- **WHAT TO PRODUCE**:
Identify every line in the records below that contains the word "this", and copy each of those lines.

[Saved entries]
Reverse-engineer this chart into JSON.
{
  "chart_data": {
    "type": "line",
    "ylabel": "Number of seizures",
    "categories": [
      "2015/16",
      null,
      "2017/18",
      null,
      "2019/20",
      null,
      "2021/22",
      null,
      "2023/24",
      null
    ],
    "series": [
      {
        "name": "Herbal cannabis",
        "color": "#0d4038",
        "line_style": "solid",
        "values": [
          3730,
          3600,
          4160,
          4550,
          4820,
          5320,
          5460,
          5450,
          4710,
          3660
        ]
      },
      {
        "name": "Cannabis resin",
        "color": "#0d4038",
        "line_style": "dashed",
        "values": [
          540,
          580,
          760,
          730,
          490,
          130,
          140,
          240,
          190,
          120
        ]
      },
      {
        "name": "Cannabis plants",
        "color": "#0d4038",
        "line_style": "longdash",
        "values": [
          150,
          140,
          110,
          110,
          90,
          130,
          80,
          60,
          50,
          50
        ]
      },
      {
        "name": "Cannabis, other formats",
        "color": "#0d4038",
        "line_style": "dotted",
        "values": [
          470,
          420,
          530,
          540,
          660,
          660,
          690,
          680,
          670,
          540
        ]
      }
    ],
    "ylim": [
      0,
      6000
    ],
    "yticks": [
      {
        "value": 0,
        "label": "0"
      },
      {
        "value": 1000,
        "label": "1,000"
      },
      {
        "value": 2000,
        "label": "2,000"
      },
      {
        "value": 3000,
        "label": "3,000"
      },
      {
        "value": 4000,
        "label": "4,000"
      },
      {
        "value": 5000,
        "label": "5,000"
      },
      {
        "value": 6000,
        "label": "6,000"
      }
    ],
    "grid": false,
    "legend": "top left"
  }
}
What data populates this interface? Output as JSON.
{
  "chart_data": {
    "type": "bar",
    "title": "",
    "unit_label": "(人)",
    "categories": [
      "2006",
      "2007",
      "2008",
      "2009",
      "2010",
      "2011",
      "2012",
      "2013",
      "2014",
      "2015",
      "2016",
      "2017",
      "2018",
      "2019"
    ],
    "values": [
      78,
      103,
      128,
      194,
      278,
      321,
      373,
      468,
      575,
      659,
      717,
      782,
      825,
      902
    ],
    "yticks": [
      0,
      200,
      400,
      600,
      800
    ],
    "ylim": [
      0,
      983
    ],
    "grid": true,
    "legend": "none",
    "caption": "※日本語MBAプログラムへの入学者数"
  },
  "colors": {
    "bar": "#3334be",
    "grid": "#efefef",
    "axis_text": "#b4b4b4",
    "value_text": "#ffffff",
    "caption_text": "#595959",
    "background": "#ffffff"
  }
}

- **EXERCISE SOLUTION**:
Reverse-engineer this chart into JSON.
What data populates this interface? Output as JSON.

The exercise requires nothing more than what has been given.